>> start Data for this task
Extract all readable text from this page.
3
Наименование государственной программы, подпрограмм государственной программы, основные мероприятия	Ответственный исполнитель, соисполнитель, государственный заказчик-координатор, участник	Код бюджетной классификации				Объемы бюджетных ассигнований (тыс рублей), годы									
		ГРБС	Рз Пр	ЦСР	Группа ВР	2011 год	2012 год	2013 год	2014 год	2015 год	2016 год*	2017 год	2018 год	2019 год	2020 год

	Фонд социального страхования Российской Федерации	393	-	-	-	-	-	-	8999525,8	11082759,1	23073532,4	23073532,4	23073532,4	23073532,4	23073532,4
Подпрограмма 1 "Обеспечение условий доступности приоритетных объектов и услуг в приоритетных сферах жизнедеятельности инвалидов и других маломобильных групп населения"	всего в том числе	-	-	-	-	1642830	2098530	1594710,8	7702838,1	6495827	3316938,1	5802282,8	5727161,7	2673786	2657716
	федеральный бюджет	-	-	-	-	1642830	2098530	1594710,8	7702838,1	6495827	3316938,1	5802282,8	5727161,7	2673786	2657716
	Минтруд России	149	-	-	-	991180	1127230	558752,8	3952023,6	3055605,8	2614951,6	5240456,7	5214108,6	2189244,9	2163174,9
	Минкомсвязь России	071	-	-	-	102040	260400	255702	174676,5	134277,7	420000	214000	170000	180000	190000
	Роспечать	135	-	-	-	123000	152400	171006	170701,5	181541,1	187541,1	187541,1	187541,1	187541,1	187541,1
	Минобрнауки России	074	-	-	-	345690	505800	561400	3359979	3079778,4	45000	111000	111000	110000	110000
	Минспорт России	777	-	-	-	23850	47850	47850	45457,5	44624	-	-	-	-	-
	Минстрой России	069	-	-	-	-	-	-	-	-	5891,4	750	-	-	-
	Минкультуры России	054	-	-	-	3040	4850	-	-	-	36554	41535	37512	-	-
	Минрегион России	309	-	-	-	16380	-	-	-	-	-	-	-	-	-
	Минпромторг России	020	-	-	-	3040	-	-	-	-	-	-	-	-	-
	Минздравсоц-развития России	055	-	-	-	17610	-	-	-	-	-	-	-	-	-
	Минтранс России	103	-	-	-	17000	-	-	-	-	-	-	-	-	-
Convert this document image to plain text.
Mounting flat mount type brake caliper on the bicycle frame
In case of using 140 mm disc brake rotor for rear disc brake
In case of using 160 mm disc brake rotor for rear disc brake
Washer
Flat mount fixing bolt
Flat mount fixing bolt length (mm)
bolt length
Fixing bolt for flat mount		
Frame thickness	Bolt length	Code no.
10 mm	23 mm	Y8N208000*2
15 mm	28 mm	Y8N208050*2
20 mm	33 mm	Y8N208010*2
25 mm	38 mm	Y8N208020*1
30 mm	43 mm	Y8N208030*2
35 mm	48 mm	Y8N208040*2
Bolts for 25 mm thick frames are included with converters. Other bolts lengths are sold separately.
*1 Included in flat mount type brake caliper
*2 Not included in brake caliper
>> end Data for this task
[Exercise task] Identify the lines of the entries containing the string "России". Copy each such line.

[Solution below]
	Минтруд России	149	-	-	-	991180	1127230	558752,8	3952023,6	3055605,8	2614951,6	5240456,7	5214108,6	2189244,9	2163174,9
	Минкомсвязь России	071	-	-	-	102040	260400	255702	174676,5	134277,7	420000	214000	170000	180000	190000
	Минобрнауки России	074	-	-	-	345690	505800	561400	3359979	3079778,4	45000	111000	111000	110000	110000
	Минспорт России	777	-	-	-	23850	47850	47850	45457,5	44624	-	-	-	-	-
	Минстрой России	069	-	-	-	-	-	-	-	-	5891,4	750	-	-	-
	Минкультуры России	054	-	-	-	3040	4850	-	-	-	36554	41535	37512	-	-
	Минрегион России	309	-	-	-	16380	-	-	-	-	-	-	-	-	-
	Минпромторг России	020	-	-	-	3040	-	-	-	-	-	-	-	-	-
	Минздравсоц-развития России	055	-	-	-	17610	-	-	-	-	-	-	-	-	-
	Минтранс России	103	-	-	-	17000	-	-	-	-	-	-	-	-	-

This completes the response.